Determine how many lines of the listing below hold the string "Rate". Reply only with the number.

________________________

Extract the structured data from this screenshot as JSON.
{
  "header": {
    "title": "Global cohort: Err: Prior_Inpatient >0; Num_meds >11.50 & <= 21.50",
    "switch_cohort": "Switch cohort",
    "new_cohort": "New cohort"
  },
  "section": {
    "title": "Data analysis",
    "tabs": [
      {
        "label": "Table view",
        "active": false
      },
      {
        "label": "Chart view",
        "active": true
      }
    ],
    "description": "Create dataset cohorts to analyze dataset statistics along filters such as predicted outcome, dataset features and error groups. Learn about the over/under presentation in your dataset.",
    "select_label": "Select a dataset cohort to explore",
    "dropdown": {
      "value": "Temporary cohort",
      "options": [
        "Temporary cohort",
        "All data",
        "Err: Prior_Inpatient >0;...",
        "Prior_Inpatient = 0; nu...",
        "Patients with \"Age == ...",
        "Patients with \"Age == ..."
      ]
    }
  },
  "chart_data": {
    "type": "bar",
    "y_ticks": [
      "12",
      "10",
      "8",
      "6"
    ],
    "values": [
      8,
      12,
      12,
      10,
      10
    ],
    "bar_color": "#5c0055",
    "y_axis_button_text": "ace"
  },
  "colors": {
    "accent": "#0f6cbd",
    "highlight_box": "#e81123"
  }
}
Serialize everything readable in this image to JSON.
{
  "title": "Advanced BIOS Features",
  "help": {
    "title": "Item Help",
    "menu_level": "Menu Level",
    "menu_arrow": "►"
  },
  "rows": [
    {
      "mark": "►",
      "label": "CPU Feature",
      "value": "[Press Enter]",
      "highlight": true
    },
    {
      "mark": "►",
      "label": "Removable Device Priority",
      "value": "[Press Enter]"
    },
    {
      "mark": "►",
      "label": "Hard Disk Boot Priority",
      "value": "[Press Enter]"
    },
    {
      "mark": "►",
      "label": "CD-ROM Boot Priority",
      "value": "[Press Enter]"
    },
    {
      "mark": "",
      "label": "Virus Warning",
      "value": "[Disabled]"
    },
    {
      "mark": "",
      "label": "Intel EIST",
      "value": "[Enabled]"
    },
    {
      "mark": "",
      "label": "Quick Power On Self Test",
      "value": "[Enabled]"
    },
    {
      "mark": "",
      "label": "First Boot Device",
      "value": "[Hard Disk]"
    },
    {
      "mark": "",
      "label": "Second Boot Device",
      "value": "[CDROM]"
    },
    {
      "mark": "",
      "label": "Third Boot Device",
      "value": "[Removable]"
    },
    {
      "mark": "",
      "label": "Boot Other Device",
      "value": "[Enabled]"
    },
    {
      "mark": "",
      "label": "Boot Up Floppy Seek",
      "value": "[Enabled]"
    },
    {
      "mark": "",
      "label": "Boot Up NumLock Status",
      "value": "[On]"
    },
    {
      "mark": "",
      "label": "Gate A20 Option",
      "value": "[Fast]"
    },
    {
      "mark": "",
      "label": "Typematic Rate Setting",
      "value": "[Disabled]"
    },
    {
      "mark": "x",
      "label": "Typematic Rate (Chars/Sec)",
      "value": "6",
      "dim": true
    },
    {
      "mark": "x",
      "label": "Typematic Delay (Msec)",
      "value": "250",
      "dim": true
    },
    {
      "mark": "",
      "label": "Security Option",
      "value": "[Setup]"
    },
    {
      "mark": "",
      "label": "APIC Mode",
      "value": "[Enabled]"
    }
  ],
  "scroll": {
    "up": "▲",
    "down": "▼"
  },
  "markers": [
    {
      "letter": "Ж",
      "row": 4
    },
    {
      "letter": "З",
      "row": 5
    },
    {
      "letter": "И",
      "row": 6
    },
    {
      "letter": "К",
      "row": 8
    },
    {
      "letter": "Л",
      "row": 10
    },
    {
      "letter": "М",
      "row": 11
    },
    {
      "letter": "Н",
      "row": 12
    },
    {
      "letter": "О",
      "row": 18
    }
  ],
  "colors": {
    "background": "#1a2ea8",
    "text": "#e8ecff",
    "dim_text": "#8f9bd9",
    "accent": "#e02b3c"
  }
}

________________________

RESULT OF THE EXERCISE ▸ 2